▶ _STATED TASK_: List the lines of this listing that hold the word "Mean".

▶ _SUPPLIED ENTRIES_:
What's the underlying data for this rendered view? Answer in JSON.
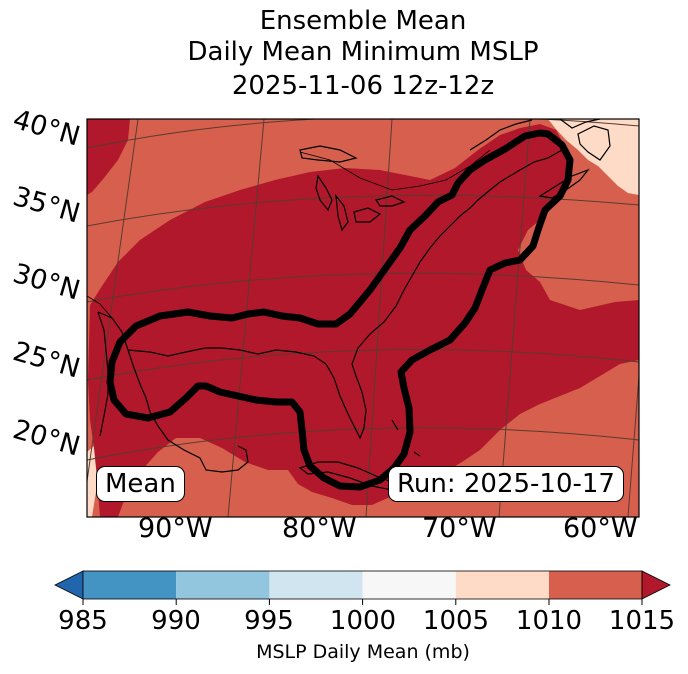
{
  "title": {
    "line1": "Ensemble Mean",
    "line2": "Daily Mean Minimum MSLP",
    "line3": "2025-11-06 12z-12z"
  },
  "map": {
    "lat_labels": [
      "40°N",
      "35°N",
      "30°N",
      "25°N",
      "20°N"
    ],
    "lon_labels": [
      "90°W",
      "80°W",
      "70°W",
      "60°W"
    ],
    "mean_label": "Mean",
    "run_label": "Run: 2025-10-17"
  },
  "colorbar": {
    "label": "MSLP Daily Mean (mb)",
    "ticks": [
      "985",
      "990",
      "995",
      "1000",
      "1005",
      "1010",
      "1015"
    ],
    "colors": [
      "#4393c3",
      "#92c5de",
      "#d1e5f0",
      "#f7f7f7",
      "#fddbc7",
      "#d6604d"
    ],
    "under_color": "#2166ac",
    "over_color": "#b2182b"
  },
  "field_colors": {
    "low": "#b2182b",
    "mid": "#d6604d",
    "high": "#fddbc7"
  }
}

▶ _TASK RESULT_:
    "line1": "Ensemble Mean",
    "line2": "Daily Mean Minimum MSLP",
    "mean_label": "Mean",
    "label": "MSLP Daily Mean (mb)",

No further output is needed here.